MATERIAL SHOWN
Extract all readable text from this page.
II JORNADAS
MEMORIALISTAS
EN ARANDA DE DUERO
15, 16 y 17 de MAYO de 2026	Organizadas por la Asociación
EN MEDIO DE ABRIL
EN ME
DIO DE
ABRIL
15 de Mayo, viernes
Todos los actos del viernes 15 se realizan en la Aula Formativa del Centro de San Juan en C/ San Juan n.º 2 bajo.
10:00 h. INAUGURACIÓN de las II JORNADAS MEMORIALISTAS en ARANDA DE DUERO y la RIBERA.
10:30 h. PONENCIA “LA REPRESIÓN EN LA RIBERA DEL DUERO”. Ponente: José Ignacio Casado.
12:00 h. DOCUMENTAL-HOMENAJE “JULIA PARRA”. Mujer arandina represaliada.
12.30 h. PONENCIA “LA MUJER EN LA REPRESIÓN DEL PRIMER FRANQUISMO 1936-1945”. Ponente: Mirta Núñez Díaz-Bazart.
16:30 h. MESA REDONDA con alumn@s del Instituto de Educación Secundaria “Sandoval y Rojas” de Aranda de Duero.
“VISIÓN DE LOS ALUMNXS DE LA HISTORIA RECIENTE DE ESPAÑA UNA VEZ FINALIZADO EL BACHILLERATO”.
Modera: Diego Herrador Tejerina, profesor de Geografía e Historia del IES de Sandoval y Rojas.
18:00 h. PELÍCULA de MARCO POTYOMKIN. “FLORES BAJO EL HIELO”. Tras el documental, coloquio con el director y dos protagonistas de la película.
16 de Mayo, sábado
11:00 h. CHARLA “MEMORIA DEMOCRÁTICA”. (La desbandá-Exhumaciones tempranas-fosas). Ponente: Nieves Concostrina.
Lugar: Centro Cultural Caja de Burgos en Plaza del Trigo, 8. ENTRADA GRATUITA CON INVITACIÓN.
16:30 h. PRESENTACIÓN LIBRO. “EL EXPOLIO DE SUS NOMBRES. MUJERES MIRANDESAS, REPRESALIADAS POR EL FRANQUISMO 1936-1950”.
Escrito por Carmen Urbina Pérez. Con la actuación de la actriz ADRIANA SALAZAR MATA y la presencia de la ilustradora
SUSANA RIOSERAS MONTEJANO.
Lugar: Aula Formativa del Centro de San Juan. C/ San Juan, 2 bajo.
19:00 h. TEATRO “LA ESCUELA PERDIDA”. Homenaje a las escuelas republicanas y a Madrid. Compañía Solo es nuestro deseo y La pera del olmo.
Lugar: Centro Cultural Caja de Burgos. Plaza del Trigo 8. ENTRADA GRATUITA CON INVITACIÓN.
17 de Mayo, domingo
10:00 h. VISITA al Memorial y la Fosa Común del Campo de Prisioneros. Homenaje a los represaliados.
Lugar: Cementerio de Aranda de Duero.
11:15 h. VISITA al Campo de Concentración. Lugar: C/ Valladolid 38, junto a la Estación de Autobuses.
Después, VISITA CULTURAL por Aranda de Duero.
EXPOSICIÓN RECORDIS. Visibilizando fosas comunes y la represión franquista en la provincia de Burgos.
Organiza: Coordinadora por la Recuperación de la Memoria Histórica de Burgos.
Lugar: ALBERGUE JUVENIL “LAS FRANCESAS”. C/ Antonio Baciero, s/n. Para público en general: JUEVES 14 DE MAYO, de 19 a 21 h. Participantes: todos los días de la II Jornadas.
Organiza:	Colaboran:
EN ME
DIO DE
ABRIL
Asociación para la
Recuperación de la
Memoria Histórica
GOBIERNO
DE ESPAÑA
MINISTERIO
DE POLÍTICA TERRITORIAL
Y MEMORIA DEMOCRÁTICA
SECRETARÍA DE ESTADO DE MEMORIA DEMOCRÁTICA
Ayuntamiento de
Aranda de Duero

EXERCISE REQUIREMENTS
Only lines with "Campo" are wanted here; list each of them.

WRITTEN SOLUTION
10:00 h. VISITA al Memorial y la Fosa Común del Campo de Prisioneros. Homenaje a los represaliados.
11:15 h. VISITA al Campo de Concentración. Lugar: C/ Valladolid 38, junto a la Estación de Autobuses.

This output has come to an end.